QUOTED TEXT.
┄┄┄┄┄┄┄┄┄┄┄┄┄┄┄┄┄┄┄┄

Here are other available ZooKeeper metrics you may optionally observe on a Kafka broker.
kafka.server:type=SessionExpireListener,name=ZooKeeperSyncConnectsPerSec
- ZooKeeper client is connected to the ensemble and ready to execute operations.
kafka.server:type=SessionExpireListener,name=ZooKeeperAuthFailuresPerSec
- An attempt to connect to the ensemble failed because the client has not provided
correct credentials.
kafka.server:type=SessionExpireListener,name=ZooKeeperReadOnlyConnectsPerSec
- The server the client is connected to is currently LOOKING, which means that it
is neither FOLLOWING nor LEADING. Consequently, the client can only read the ZooKeeper
state, but not make any changes (create, delete, or set the data of znodes).
kafka.server:type=SessionExpireListener,name=ZooKeeperSaslAuthenticationsPerSec
- Client has successfully authenticated.
kafka.server:type=SessionExpireListener,name=SessionState
- Connection status of broker’s ZooKeeper session. Expected value is
CONNECTED
.
Producer Metrics
Starting with 0.8.2, the new producer exposes the following metrics:
Global Request Metrics
MBean: kafka.producer:type=producer-metrics,client-id=([-.w]+)
request-latency-avg
- The average request latency in ms.
request-latency-max
- The maximum request latency in ms.
request-rate
- The average number of requests sent per second.
response-rate
- The average number of responses received per second.
incoming-byte-rate
- The average number of incoming bytes received per second from all servers.

┄┄┄┄┄┄┄┄┄┄┄┄┄┄┄┄┄┄┄┄

TASK TO COMPLETE. In the Kafka metrics text, what is the expected value of the broker's ZooKeeper session state? The data isn't needed here.

STORED RECORDS.
┄┄┄┄┄┄┄┄┄┄┄┄┄┄┄┄┄┄┄┄

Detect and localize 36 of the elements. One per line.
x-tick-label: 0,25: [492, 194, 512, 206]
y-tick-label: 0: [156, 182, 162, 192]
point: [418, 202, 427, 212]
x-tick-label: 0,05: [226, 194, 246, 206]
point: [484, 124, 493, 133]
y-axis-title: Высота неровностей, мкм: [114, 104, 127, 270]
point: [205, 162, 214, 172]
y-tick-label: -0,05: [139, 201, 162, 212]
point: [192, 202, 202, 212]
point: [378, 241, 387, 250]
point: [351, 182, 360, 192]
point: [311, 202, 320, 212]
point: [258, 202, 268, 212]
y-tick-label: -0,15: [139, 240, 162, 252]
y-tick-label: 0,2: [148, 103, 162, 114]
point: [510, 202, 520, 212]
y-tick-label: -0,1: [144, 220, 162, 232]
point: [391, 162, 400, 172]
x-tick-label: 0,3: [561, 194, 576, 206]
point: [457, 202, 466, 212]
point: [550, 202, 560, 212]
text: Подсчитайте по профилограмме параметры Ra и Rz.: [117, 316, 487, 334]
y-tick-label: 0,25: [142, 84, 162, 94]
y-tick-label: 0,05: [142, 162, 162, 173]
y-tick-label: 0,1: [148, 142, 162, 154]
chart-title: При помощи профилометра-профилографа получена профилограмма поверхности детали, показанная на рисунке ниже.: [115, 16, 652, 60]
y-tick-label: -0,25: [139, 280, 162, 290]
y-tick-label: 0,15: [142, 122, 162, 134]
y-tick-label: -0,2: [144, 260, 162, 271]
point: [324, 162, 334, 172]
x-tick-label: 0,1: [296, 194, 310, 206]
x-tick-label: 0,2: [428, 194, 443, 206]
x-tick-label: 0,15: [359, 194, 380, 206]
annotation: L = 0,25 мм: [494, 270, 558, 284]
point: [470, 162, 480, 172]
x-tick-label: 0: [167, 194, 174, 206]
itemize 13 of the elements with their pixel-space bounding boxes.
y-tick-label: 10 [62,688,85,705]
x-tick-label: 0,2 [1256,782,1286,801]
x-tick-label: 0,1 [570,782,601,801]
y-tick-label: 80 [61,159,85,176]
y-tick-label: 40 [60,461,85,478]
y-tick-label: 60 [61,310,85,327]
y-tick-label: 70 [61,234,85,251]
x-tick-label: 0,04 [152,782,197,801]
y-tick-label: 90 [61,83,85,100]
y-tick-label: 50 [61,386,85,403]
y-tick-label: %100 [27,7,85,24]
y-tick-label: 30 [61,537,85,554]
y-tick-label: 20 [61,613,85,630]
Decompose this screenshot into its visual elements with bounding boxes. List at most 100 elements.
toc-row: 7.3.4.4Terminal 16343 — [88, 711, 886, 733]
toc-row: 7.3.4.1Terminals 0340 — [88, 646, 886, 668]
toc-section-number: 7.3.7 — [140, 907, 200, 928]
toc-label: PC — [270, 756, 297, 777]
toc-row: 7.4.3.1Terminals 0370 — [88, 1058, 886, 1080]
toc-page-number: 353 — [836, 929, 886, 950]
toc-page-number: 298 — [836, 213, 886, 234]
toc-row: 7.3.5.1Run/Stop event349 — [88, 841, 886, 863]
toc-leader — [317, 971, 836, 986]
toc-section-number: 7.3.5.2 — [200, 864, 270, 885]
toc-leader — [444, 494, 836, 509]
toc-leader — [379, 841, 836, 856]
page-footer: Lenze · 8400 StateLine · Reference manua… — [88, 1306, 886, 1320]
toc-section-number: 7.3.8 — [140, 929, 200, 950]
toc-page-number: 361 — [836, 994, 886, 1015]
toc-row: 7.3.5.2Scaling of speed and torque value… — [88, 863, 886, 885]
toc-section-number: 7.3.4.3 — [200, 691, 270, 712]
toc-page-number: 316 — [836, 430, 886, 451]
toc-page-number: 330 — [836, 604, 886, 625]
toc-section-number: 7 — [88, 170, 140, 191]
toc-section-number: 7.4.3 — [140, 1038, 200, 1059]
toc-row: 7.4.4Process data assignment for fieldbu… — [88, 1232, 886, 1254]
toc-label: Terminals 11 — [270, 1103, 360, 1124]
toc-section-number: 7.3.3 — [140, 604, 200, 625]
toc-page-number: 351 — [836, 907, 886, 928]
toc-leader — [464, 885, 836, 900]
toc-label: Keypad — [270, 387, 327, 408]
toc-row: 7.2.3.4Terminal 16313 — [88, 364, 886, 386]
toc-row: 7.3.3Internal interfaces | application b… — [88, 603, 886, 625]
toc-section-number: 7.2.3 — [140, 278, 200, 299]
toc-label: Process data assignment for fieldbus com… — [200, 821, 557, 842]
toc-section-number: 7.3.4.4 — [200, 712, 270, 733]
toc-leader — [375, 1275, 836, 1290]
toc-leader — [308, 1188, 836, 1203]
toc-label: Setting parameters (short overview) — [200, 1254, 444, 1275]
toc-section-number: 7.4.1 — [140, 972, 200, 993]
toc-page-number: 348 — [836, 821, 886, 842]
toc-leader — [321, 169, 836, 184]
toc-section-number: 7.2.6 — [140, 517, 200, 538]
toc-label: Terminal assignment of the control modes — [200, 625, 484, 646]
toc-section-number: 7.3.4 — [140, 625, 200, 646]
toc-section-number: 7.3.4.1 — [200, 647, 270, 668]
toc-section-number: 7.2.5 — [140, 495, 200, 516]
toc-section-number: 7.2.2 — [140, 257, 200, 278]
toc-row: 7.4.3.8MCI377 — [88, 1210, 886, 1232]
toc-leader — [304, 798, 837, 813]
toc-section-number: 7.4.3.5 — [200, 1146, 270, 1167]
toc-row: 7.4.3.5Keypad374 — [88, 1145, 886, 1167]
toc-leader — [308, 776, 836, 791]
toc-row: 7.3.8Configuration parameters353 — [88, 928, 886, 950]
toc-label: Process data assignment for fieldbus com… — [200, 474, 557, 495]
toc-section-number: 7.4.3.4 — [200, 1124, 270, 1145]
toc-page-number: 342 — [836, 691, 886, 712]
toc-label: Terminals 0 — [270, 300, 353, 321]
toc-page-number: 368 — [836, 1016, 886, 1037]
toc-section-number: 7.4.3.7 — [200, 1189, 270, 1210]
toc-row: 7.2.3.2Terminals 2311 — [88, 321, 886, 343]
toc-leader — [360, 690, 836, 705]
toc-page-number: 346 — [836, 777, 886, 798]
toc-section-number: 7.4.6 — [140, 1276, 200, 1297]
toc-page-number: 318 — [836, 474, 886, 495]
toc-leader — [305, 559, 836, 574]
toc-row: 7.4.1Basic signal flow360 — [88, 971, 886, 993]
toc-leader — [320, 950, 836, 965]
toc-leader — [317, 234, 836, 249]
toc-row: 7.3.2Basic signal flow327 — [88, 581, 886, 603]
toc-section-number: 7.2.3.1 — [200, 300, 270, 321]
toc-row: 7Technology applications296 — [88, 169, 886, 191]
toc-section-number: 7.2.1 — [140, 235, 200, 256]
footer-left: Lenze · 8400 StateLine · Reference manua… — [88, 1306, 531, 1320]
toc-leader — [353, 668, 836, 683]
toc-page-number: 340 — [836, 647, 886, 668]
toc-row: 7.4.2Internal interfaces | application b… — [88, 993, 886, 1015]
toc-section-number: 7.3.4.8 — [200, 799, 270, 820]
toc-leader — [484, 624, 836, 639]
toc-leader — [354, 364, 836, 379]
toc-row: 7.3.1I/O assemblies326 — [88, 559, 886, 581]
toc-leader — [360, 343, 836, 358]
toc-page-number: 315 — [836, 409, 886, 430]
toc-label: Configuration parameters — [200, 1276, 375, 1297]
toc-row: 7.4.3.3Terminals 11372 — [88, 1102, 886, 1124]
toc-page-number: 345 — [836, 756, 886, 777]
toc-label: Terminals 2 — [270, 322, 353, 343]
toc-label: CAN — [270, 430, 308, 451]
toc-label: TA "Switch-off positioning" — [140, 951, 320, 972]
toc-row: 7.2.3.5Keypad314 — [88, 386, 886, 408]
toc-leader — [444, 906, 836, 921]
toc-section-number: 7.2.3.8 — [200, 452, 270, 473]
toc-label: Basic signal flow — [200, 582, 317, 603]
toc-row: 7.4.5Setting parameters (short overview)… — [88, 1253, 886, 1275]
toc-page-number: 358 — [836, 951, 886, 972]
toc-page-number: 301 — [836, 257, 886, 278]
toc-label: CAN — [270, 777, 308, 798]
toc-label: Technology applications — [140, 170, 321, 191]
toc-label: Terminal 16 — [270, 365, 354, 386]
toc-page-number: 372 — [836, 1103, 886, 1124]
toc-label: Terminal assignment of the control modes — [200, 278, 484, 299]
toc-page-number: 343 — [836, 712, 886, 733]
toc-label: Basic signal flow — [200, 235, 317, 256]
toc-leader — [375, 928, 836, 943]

┄┄┄┄┄┄┄┄┄┄┄┄┄┄┄┄┄┄┄┄

THE SOLUTION. CONNECTED